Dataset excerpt
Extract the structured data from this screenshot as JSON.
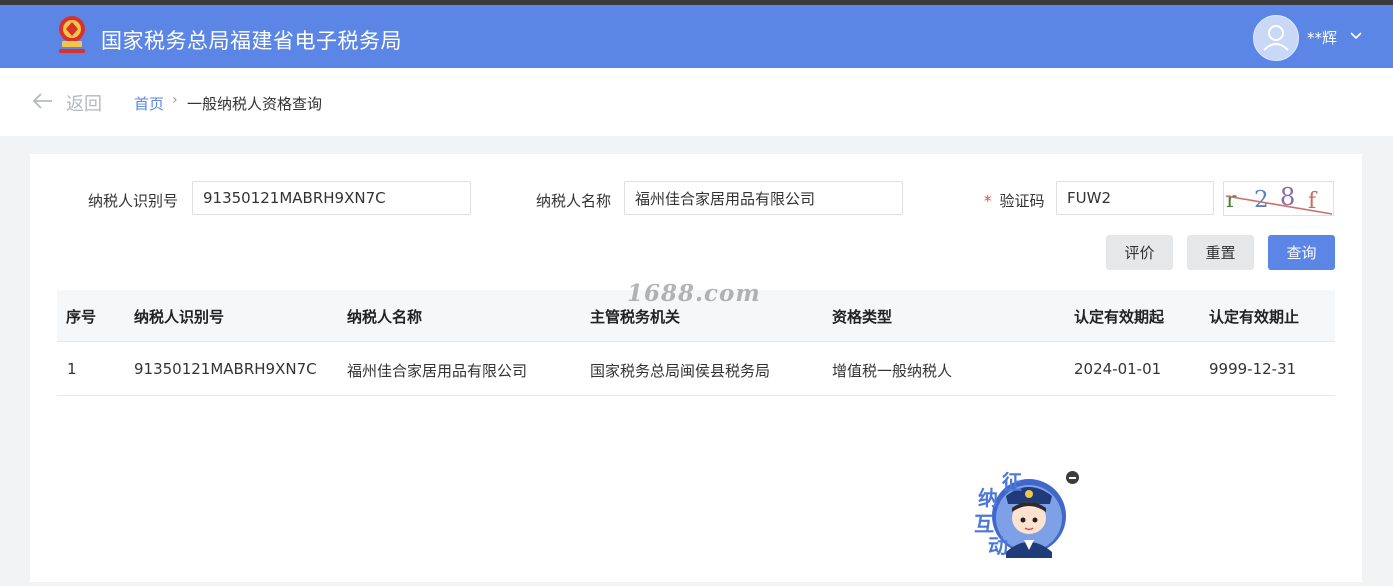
{
  "header": {
    "title": "国家税务总局福建省电子税务局",
    "username": "**辉",
    "colors": {
      "bar": "#5b86e5",
      "strip": "#3a3a3c"
    }
  },
  "breadcrumb": {
    "back_label": "返回",
    "home": "首页",
    "separator": "›",
    "current": "一般纳税人资格查询"
  },
  "form": {
    "taxpayer_id_label": "纳税人识别号",
    "taxpayer_id_value": "91350121MABRH9XN7C",
    "taxpayer_name_label": "纳税人名称",
    "taxpayer_name_value": "福州佳合家居用品有限公司",
    "captcha_required_mark": "*",
    "captcha_label": "验证码",
    "captcha_value": "FUW2",
    "captcha_image_text": "r28f"
  },
  "buttons": {
    "evaluate": "评价",
    "reset": "重置",
    "query": "查询"
  },
  "table": {
    "columns": [
      "序号",
      "纳税人识别号",
      "纳税人名称",
      "主管税务机关",
      "资格类型",
      "认定有效期起",
      "认定有效期止"
    ],
    "rows": [
      [
        "1",
        "91350121MABRH9XN7C",
        "福州佳合家居用品有限公司",
        "国家税务总局闽侯县税务局",
        "增值税一般纳税人",
        "2024-01-01",
        "9999-12-31"
      ]
    ]
  },
  "watermark": "1688.com",
  "mascot": {
    "chars": [
      "征",
      "纳",
      "互",
      "动"
    ]
  }
}
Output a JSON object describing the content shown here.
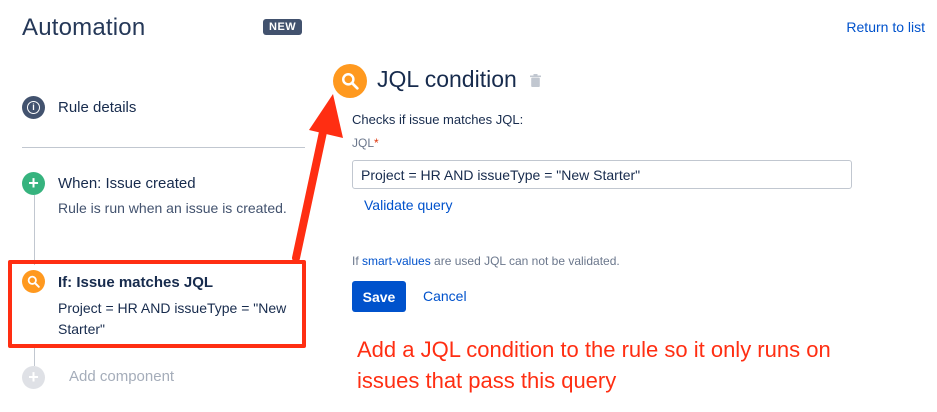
{
  "header": {
    "title": "Automation",
    "badge": "NEW",
    "return_link": "Return to list"
  },
  "sidebar": {
    "rule_details": "Rule details",
    "trigger": {
      "title": "When: Issue created",
      "description": "Rule is run when an issue is created."
    },
    "condition": {
      "title": "If: Issue matches JQL",
      "description": "Project = HR AND issueType = \"New Starter\""
    },
    "add_component": "Add component"
  },
  "panel": {
    "title": "JQL condition",
    "subtitle": "Checks if issue matches JQL:",
    "jql_label": "JQL",
    "required_mark": "*",
    "jql_value": "Project = HR AND issueType = \"New Starter\"",
    "validate_link": "Validate query",
    "smart_note_prefix": "If ",
    "smart_note_link": "smart-values",
    "smart_note_suffix": " are used JQL can not be validated.",
    "save_label": "Save",
    "cancel_label": "Cancel"
  },
  "annotation": {
    "text": "Add a JQL condition to the rule so it only runs on issues that pass this query"
  },
  "colors": {
    "annotation_red": "#ff2e12",
    "condition_orange": "#ff991f",
    "trigger_green": "#36b37e",
    "primary_blue": "#0052cc"
  }
}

→ Short exercise: The entries above should be reproduced exactly, without their pictures.

→ Exercise output:
Extract the structured data from this screenshot as JSON.
{
  "header": {
    "title": "国家税务总局福建省电子税务局",
    "username": "**辉",
    "colors": {
      "bar": "#5b86e5",
      "strip": "#3a3a3c"
    }
  },
  "breadcrumb": {
    "back_label": "返回",
    "home": "首页",
    "separator": "›",
    "current": "一般纳税人资格查询"
  },
  "form": {
    "taxpayer_id_label": "纳税人识别号",
    "taxpayer_id_value": "91350121MABRH9XN7C",
    "taxpayer_name_label": "纳税人名称",
    "taxpayer_name_value": "福州佳合家居用品有限公司",
    "captcha_required_mark": "*",
    "captcha_label": "验证码",
    "captcha_value": "FUW2",
    "captcha_image_text": "r28f"
  },
  "buttons": {
    "evaluate": "评价",
    "reset": "重置",
    "query": "查询"
  },
  "table": {
    "columns": [
      "序号",
      "纳税人识别号",
      "纳税人名称",
      "主管税务机关",
      "资格类型",
      "认定有效期起",
      "认定有效期止"
    ],
    "rows": [
      [
        "1",
        "91350121MABRH9XN7C",
        "福州佳合家居用品有限公司",
        "国家税务总局闽侯县税务局",
        "增值税一般纳税人",
        "2024-01-01",
        "9999-12-31"
      ]
    ]
  },
  "watermark": "1688.com",
  "mascot": {
    "chars": [
      "征",
      "纳",
      "互",
      "动"
    ]
  }
}
Output a JSON object describing the content shown here.
{
  "header": {
    "title": "Automation",
    "badge": "NEW",
    "return_link": "Return to list"
  },
  "sidebar": {
    "rule_details": "Rule details",
    "trigger": {
      "title": "When: Issue created",
      "description": "Rule is run when an issue is created."
    },
    "condition": {
      "title": "If: Issue matches JQL",
      "description": "Project = HR AND issueType = \"New Starter\""
    },
    "add_component": "Add component"
  },
  "panel": {
    "title": "JQL condition",
    "subtitle": "Checks if issue matches JQL:",
    "jql_label": "JQL",
    "required_mark": "*",
    "jql_value": "Project = HR AND issueType = \"New Starter\"",
    "validate_link": "Validate query",
    "smart_note_prefix": "If ",
    "smart_note_link": "smart-values",
    "smart_note_suffix": " are used JQL can not be validated.",
    "save_label": "Save",
    "cancel_label": "Cancel"
  },
  "annotation": {
    "text": "Add a JQL condition to the rule so it only runs on issues that pass this query"
  },
  "colors": {
    "annotation_red": "#ff2e12",
    "condition_orange": "#ff991f",
    "trigger_green": "#36b37e",
    "primary_blue": "#0052cc"
  }
}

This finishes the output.